Consigne donnée = D'après le texte fourni sur la relance de réacteurs nucléaires pour le cloud, quel réacteur l'État du Michigan a-t-il relancé lui-même ?

Texte fourni =
═══

Une stratégie rationnelle… mais pas infinie
Ce regain d’intérêt pour le nucléaire existant répond à une logique simple : réutiliser plutôt que reconstruire.
Redémarrer un réacteur récemment arrêté permet d’économiser des années de travaux, des milliards de dollars et des tonnes de CO₂. Mais cette stratégie a une limite physique : les États-Unis ne comptent qu’une poignée de réacteurs récents et arrêtés depuis moins de dix ans. Sur huit éligibles, trois sont déjà réservés (TMI-1, Duane Arnold, et Palisades, ce dernier relancé par l’État du Michigan lui-même). Autrement dit : après cette première vague, les géants de la tech devront chercher d’autres solutions.
Certaines pistes émergent déjà : micro-réacteurs modulaires (SMR), petits réacteurs de recherche reconvertis, voire contrats directs avec les opérateurs nucléaires pour mutualiser les capacités. Nous vous en parlions lors du dernier CES où nous avions rencontrés des startups de ce domaine. Les plus visionnaires envisagent même des data centers installés directement à proximité des centrales — une symbiose énergétique façon XXIe siècle.
Une convergence entre l’atome et le cloud
Derrière ces choix, se cache un changement de paradigme profond. L’énergie n’est plus une simple ligne budgétaire dans les data centers : elle devient un facteur stratégique d’innovation.
En s’appuyant sur le nucléaire, les acteurs du numérique assument une vérité technique que beaucoup préféraient ignorer : les infrastructures de calcul massif ne peuvent pas reposer uniquement sur des énergies intermittentes.
Ironie ou lucidité, ces décisions marquent la rencontre de deux mondes que tout opposait : la rigidité réglementaire du nucléaire et l’agilité du cloud computing. Microsoft et Google redonnent ainsi un second souffle à des installations conçues dans les années 70 — preuve que, parfois, la meilleure innovation consiste simplement à rebrancher le passé.
Conclusion : le futur du cloud est radioactif (mais vert)
Dans la quête effrénée de puissance de calcul et de neutralité carbone, le nucléaire s’impose comme un compromis inattendu mais cohérent. Tant que les SMR et autres solutions de fusion n’auront pas quitté les laboratoires, les vieux réacteurs américains joueront les prolongations.
Le cloud du futur tournera peut-être sur des serveurs refroidis par l’eau d’un circuit nucléaire. Et si cela choque encore certains, rappelons que, pour une fois, l’énergie atomique sert à entraîner des modèles plutôt qu’à les désintégrer.

═══

Jeu de données =

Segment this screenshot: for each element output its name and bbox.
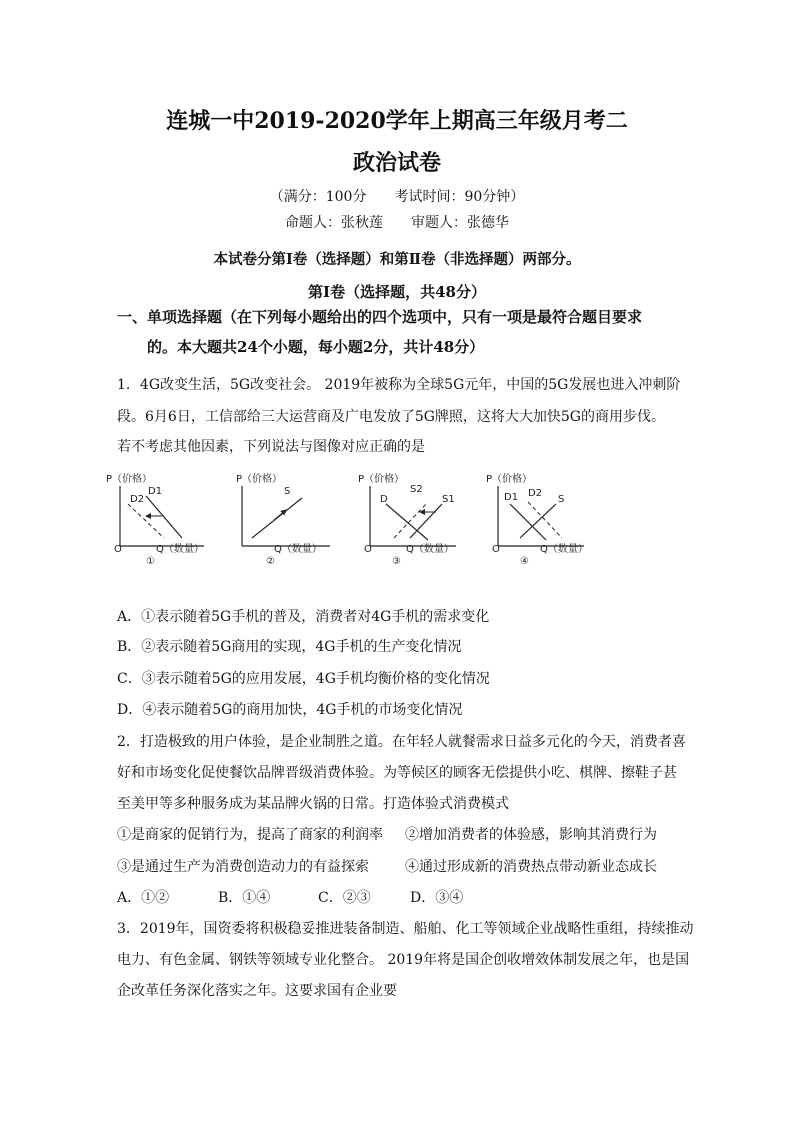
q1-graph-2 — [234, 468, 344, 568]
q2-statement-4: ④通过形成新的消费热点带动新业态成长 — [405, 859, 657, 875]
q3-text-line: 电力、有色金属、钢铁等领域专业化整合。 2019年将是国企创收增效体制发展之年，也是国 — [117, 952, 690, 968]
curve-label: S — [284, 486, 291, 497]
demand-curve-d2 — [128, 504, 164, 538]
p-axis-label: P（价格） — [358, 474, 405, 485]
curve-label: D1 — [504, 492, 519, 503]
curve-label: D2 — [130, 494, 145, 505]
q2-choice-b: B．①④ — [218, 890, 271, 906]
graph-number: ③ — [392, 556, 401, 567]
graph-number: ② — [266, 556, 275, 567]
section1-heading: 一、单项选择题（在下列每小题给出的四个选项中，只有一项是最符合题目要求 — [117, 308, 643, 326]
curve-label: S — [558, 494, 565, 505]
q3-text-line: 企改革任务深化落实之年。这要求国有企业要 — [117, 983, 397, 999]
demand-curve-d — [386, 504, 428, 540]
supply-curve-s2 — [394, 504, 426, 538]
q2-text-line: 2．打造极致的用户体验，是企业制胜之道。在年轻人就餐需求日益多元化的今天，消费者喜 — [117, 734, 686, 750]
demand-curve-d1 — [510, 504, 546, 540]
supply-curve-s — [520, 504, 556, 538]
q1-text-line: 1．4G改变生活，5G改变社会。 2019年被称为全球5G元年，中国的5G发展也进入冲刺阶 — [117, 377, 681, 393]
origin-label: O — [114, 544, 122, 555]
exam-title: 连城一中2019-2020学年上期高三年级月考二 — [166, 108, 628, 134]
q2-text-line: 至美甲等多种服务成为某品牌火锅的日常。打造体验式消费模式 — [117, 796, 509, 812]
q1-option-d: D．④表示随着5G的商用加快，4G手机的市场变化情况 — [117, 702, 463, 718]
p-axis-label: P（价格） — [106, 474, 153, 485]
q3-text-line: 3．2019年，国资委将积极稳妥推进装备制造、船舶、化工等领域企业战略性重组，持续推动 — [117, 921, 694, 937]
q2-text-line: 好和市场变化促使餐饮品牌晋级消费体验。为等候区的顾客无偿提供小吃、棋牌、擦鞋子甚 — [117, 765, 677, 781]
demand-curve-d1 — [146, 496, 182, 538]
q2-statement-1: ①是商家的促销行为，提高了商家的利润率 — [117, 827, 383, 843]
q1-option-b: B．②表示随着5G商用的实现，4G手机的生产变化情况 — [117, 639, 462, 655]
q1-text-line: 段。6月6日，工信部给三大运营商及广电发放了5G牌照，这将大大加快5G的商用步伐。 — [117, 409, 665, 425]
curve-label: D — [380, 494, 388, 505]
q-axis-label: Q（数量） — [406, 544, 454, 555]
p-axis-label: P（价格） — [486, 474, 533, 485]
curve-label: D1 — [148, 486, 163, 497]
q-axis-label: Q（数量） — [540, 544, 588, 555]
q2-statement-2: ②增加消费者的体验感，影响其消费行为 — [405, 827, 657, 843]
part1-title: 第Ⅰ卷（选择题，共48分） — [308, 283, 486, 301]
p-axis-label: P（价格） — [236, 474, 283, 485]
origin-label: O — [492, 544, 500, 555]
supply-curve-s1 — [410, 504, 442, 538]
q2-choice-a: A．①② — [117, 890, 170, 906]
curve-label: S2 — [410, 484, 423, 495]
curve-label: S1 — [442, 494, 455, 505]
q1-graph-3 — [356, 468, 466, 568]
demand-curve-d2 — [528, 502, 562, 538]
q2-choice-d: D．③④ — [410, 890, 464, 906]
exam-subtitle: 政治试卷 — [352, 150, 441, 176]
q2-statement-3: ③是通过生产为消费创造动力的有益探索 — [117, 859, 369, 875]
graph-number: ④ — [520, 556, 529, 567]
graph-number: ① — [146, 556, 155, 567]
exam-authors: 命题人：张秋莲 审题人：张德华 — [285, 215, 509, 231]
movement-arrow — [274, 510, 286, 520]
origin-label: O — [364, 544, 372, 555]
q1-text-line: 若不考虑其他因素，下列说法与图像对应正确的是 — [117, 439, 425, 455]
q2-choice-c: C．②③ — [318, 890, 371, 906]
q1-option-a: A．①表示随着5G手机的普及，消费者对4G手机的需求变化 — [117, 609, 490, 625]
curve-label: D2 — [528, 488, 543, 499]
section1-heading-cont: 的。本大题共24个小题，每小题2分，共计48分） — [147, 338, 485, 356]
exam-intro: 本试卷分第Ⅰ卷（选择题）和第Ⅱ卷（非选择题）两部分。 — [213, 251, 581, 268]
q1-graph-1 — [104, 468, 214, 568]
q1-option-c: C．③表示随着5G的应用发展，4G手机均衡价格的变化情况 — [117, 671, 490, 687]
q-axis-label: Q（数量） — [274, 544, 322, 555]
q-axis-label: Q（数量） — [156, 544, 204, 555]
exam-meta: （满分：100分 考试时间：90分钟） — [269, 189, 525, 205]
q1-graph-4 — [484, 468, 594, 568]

═══

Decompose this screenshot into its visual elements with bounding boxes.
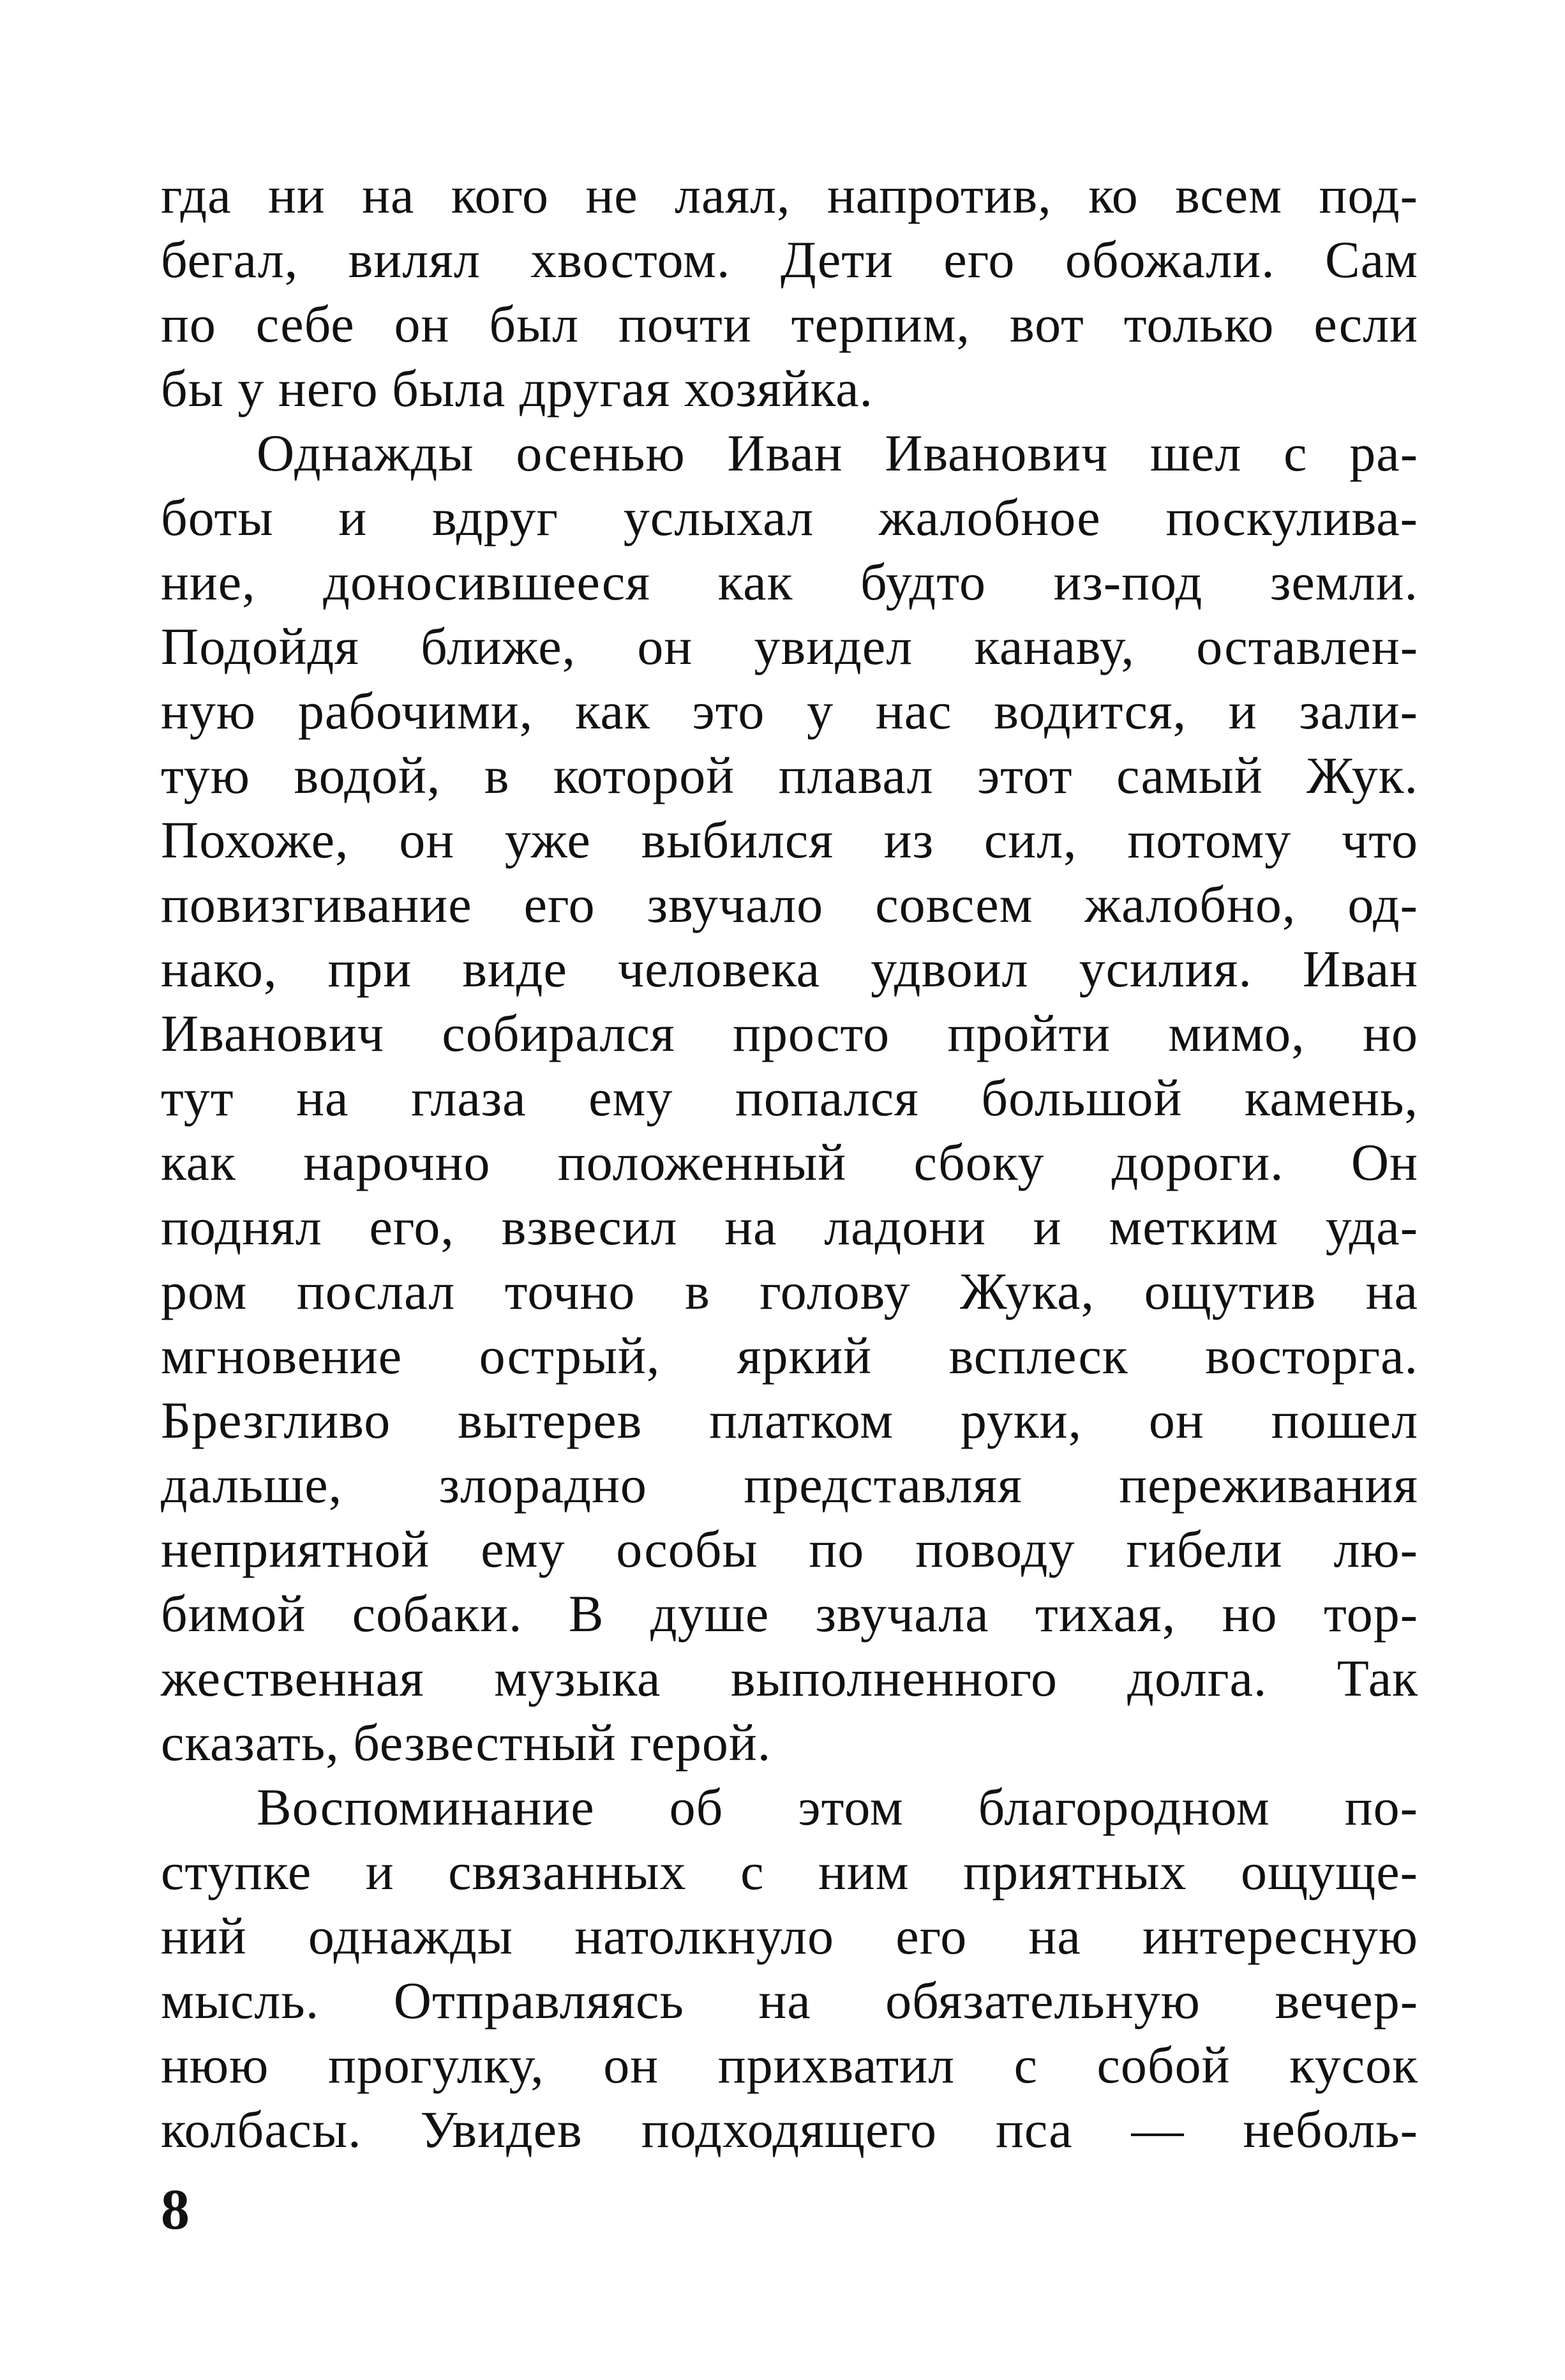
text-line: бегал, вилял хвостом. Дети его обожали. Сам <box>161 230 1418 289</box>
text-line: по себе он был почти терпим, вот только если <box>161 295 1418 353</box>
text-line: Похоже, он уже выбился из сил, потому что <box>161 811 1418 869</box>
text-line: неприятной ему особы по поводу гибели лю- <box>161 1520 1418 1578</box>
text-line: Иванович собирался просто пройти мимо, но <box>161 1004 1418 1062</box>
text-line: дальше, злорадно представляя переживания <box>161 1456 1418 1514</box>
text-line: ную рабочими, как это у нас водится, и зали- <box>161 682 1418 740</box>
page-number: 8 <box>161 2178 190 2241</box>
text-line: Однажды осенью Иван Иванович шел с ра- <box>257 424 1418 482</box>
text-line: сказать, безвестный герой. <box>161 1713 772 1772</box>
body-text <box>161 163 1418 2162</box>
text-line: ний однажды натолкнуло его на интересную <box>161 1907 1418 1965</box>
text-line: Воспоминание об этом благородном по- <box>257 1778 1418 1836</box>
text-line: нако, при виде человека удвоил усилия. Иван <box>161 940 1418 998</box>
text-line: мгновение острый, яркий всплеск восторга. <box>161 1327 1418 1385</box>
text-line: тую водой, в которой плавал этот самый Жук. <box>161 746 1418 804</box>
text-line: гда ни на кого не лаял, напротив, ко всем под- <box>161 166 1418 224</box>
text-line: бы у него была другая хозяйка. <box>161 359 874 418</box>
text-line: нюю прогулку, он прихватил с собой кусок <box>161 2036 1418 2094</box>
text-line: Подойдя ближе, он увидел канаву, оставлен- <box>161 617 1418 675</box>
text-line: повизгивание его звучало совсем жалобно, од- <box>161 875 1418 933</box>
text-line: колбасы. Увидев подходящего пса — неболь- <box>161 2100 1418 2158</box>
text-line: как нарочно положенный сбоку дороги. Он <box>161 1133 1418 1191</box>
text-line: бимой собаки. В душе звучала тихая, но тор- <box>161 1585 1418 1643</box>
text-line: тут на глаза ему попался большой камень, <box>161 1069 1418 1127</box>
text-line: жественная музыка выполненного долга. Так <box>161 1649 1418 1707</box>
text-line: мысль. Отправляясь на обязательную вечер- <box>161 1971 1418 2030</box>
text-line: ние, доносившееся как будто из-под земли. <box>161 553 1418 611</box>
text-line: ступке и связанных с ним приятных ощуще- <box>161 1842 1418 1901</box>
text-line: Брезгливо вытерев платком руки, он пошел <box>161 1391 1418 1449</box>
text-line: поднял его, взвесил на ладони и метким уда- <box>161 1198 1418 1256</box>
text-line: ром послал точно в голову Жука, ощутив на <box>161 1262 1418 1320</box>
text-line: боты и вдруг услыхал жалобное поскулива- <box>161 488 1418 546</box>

═══

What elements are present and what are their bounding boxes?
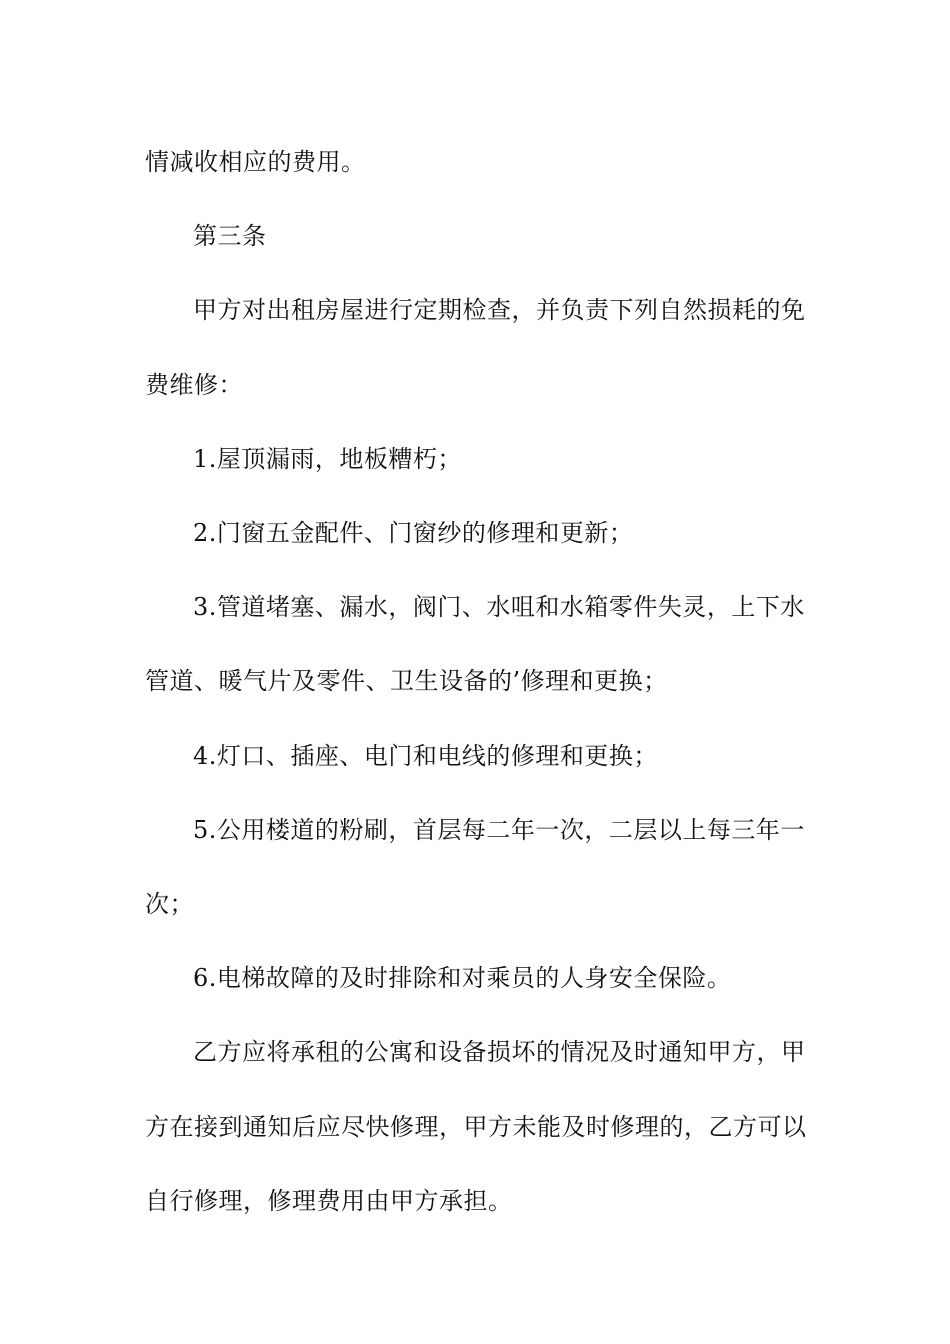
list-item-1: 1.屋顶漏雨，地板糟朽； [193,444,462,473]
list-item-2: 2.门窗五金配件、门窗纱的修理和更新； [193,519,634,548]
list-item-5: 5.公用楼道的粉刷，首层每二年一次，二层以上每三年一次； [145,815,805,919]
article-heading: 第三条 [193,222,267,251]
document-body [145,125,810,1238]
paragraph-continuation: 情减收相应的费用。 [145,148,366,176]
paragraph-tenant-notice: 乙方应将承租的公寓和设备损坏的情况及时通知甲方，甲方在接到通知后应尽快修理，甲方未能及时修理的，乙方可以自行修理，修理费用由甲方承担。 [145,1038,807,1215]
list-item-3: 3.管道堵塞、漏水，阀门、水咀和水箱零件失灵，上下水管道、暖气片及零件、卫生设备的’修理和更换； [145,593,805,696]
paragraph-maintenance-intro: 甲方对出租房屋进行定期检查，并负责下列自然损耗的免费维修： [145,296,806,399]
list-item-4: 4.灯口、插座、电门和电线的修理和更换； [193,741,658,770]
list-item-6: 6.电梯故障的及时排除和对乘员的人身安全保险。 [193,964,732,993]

═══

Réponse rédigée = Palisades.